Dataset entries
------------------------------------------------------------------------

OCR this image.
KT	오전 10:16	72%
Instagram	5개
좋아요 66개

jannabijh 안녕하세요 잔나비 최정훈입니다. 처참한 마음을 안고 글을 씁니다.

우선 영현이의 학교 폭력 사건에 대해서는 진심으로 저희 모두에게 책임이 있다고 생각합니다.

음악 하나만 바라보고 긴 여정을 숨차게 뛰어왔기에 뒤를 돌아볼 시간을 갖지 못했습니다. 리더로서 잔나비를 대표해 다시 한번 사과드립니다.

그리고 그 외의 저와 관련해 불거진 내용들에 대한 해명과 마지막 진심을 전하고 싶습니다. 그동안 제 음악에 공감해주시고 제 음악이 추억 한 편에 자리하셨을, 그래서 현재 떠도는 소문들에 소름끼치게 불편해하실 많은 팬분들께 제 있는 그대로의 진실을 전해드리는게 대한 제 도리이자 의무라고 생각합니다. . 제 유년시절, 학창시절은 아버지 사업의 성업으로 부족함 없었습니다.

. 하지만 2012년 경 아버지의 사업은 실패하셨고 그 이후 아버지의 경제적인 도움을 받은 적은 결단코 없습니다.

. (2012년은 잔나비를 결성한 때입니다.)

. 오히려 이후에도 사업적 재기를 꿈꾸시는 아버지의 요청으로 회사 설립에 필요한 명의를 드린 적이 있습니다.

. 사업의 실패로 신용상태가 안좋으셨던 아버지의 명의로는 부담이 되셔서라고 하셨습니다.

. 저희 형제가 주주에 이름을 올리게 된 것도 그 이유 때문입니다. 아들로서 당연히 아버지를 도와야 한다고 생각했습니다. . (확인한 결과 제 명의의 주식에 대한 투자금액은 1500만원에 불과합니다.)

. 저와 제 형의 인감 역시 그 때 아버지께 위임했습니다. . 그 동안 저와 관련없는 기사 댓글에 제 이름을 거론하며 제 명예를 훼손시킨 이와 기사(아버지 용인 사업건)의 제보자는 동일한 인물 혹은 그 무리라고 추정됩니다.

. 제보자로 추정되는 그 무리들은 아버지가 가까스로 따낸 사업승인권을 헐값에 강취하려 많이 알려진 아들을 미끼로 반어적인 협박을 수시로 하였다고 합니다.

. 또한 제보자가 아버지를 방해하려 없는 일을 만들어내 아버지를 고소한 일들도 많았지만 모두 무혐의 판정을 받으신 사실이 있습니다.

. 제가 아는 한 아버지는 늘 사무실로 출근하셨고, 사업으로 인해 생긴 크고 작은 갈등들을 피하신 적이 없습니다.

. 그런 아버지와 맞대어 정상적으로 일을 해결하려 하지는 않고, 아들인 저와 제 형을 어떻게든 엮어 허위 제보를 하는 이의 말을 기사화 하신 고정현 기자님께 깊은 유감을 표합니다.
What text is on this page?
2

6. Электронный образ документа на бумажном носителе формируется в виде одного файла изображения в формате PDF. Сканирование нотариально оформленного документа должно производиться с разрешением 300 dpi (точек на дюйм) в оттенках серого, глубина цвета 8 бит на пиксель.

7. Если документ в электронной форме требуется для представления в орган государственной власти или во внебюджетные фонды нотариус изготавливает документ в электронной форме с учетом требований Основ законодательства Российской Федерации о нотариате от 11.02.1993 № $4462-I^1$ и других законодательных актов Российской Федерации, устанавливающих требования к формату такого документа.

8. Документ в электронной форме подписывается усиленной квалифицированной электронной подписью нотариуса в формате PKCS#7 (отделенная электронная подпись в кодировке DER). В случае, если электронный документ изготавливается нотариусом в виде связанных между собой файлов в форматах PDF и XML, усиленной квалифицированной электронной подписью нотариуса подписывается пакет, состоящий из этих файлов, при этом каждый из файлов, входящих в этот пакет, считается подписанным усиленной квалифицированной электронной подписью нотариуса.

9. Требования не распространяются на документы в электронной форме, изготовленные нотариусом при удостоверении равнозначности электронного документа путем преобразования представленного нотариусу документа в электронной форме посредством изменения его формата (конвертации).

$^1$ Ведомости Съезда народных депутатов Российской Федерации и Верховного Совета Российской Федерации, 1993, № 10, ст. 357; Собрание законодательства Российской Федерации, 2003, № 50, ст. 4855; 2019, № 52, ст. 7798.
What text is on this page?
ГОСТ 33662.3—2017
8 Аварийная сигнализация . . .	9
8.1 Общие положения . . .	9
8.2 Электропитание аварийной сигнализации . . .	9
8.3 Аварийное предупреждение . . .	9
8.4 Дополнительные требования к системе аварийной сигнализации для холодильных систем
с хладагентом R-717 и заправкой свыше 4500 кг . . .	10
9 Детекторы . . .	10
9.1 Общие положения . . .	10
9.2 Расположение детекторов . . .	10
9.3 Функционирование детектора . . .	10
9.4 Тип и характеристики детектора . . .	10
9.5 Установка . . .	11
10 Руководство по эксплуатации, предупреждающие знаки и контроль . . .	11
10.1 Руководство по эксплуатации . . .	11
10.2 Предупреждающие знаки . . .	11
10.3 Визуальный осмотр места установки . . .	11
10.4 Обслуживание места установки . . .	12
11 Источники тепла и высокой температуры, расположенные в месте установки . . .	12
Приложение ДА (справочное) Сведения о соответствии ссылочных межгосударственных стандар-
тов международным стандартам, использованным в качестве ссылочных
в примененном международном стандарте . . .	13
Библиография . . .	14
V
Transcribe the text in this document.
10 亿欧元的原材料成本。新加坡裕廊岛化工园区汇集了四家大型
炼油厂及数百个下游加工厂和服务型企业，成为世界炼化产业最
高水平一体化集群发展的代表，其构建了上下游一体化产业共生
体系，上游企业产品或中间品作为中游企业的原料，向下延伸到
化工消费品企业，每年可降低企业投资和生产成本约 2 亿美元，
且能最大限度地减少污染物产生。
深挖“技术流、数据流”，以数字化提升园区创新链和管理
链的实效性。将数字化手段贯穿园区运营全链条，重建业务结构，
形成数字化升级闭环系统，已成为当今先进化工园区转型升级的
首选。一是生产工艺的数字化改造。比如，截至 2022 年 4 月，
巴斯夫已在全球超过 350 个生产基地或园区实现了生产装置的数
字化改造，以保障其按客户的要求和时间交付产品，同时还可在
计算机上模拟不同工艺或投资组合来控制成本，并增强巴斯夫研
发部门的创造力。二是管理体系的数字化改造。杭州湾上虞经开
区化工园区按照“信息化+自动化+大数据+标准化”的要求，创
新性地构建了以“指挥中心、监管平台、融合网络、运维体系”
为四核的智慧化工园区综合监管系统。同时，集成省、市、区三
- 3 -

------------------------------------------------------------------------

* WHAT THE EXERCISE ASKS *
Write the listing out again, exactly as shown above.

* TASK ANSWER *
OCR this image.
KT	오전 10:16	72%
Instagram	5개
좋아요 66개

jannabijh 안녕하세요 잔나비 최정훈입니다. 처참한 마음을 안고 글을 씁니다.

우선 영현이의 학교 폭력 사건에 대해서는 진심으로 저희 모두에게 책임이 있다고 생각합니다.

음악 하나만 바라보고 긴 여정을 숨차게 뛰어왔기에 뒤를 돌아볼 시간을 갖지 못했습니다. 리더로서 잔나비를 대표해 다시 한번 사과드립니다.

그리고 그 외의 저와 관련해 불거진 내용들에 대한 해명과 마지막 진심을 전하고 싶습니다. 그동안 제 음악에 공감해주시고 제 음악이 추억 한 편에 자리하셨을, 그래서 현재 떠도는 소문들에 소름끼치게 불편해하실 많은 팬분들께 제 있는 그대로의 진실을 전해드리는게 대한 제 도리이자 의무라고 생각합니다. . 제 유년시절, 학창시절은 아버지 사업의 성업으로 부족함 없었습니다.

. 하지만 2012년 경 아버지의 사업은 실패하셨고 그 이후 아버지의 경제적인 도움을 받은 적은 결단코 없습니다.

. (2012년은 잔나비를 결성한 때입니다.)

. 오히려 이후에도 사업적 재기를 꿈꾸시는 아버지의 요청으로 회사 설립에 필요한 명의를 드린 적이 있습니다.

. 사업의 실패로 신용상태가 안좋으셨던 아버지의 명의로는 부담이 되셔서라고 하셨습니다.

. 저희 형제가 주주에 이름을 올리게 된 것도 그 이유 때문입니다. 아들로서 당연히 아버지를 도와야 한다고 생각했습니다. . (확인한 결과 제 명의의 주식에 대한 투자금액은 1500만원에 불과합니다.)

. 저와 제 형의 인감 역시 그 때 아버지께 위임했습니다. . 그 동안 저와 관련없는 기사 댓글에 제 이름을 거론하며 제 명예를 훼손시킨 이와 기사(아버지 용인 사업건)의 제보자는 동일한 인물 혹은 그 무리라고 추정됩니다.

. 제보자로 추정되는 그 무리들은 아버지가 가까스로 따낸 사업승인권을 헐값에 강취하려 많이 알려진 아들을 미끼로 반어적인 협박을 수시로 하였다고 합니다.

. 또한 제보자가 아버지를 방해하려 없는 일을 만들어내 아버지를 고소한 일들도 많았지만 모두 무혐의 판정을 받으신 사실이 있습니다.

. 제가 아는 한 아버지는 늘 사무실로 출근하셨고, 사업으로 인해 생긴 크고 작은 갈등들을 피하신 적이 없습니다.

. 그런 아버지와 맞대어 정상적으로 일을 해결하려 하지는 않고, 아들인 저와 제 형을 어떻게든 엮어 허위 제보를 하는 이의 말을 기사화 하신 고정현 기자님께 깊은 유감을 표합니다.
What text is on this page?
2

6. Электронный образ документа на бумажном носителе формируется в виде одного файла изображения в формате PDF. Сканирование нотариально оформленного документа должно производиться с разрешением 300 dpi (точек на дюйм) в оттенках серого, глубина цвета 8 бит на пиксель.

7. Если документ в электронной форме требуется для представления в орган государственной власти или во внебюджетные фонды нотариус изготавливает документ в электронной форме с учетом требований Основ законодательства Российской Федерации о нотариате от 11.02.1993 № $4462-I^1$ и других законодательных актов Российской Федерации, устанавливающих требования к формату такого документа.

8. Документ в электронной форме подписывается усиленной квалифицированной электронной подписью нотариуса в формате PKCS#7 (отделенная электронная подпись в кодировке DER). В случае, если электронный документ изготавливается нотариусом в виде связанных между собой файлов в форматах PDF и XML, усиленной квалифицированной электронной подписью нотариуса подписывается пакет, состоящий из этих файлов, при этом каждый из файлов, входящих в этот пакет, считается подписанным усиленной квалифицированной электронной подписью нотариуса.

9. Требования не распространяются на документы в электронной форме, изготовленные нотариусом при удостоверении равнозначности электронного документа путем преобразования представленного нотариусу документа в электронной форме посредством изменения его формата (конвертации).

$^1$ Ведомости Съезда народных депутатов Российской Федерации и Верховного Совета Российской Федерации, 1993, № 10, ст. 357; Собрание законодательства Российской Федерации, 2003, № 50, ст. 4855; 2019, № 52, ст. 7798.
What text is on this page?
ГОСТ 33662.3—2017
8 Аварийная сигнализация . . .	9
8.1 Общие положения . . .	9
8.2 Электропитание аварийной сигнализации . . .	9
8.3 Аварийное предупреждение . . .	9
8.4 Дополнительные требования к системе аварийной сигнализации для холодильных систем
с хладагентом R-717 и заправкой свыше 4500 кг . . .	10
9 Детекторы . . .	10
9.1 Общие положения . . .	10
9.2 Расположение детекторов . . .	10
9.3 Функционирование детектора . . .	10
9.4 Тип и характеристики детектора . . .	10
9.5 Установка . . .	11
10 Руководство по эксплуатации, предупреждающие знаки и контроль . . .	11
10.1 Руководство по эксплуатации . . .	11
10.2 Предупреждающие знаки . . .	11
10.3 Визуальный осмотр места установки . . .	11
10.4 Обслуживание места установки . . .	12
11 Источники тепла и высокой температуры, расположенные в месте установки . . .	12
Приложение ДА (справочное) Сведения о соответствии ссылочных межгосударственных стандар-
тов международным стандартам, использованным в качестве ссылочных
в примененном международном стандарте . . .	13
Библиография . . .	14
V
Transcribe the text in this document.
10 亿欧元的原材料成本。新加坡裕廊岛化工园区汇集了四家大型
炼油厂及数百个下游加工厂和服务型企业，成为世界炼化产业最
高水平一体化集群发展的代表，其构建了上下游一体化产业共生
体系，上游企业产品或中间品作为中游企业的原料，向下延伸到
化工消费品企业，每年可降低企业投资和生产成本约 2 亿美元，
且能最大限度地减少污染物产生。
深挖“技术流、数据流”，以数字化提升园区创新链和管理
链的实效性。将数字化手段贯穿园区运营全链条，重建业务结构，
形成数字化升级闭环系统，已成为当今先进化工园区转型升级的
首选。一是生产工艺的数字化改造。比如，截至 2022 年 4 月，
巴斯夫已在全球超过 350 个生产基地或园区实现了生产装置的数
字化改造，以保障其按客户的要求和时间交付产品，同时还可在
计算机上模拟不同工艺或投资组合来控制成本，并增强巴斯夫研
发部门的创造力。二是管理体系的数字化改造。杭州湾上虞经开
区化工园区按照“信息化+自动化+大数据+标准化”的要求，创
新性地构建了以“指挥中心、监管平台、融合网络、运维体系”
为四核的智慧化工园区综合监管系统。同时，集成省、市、区三
- 3 -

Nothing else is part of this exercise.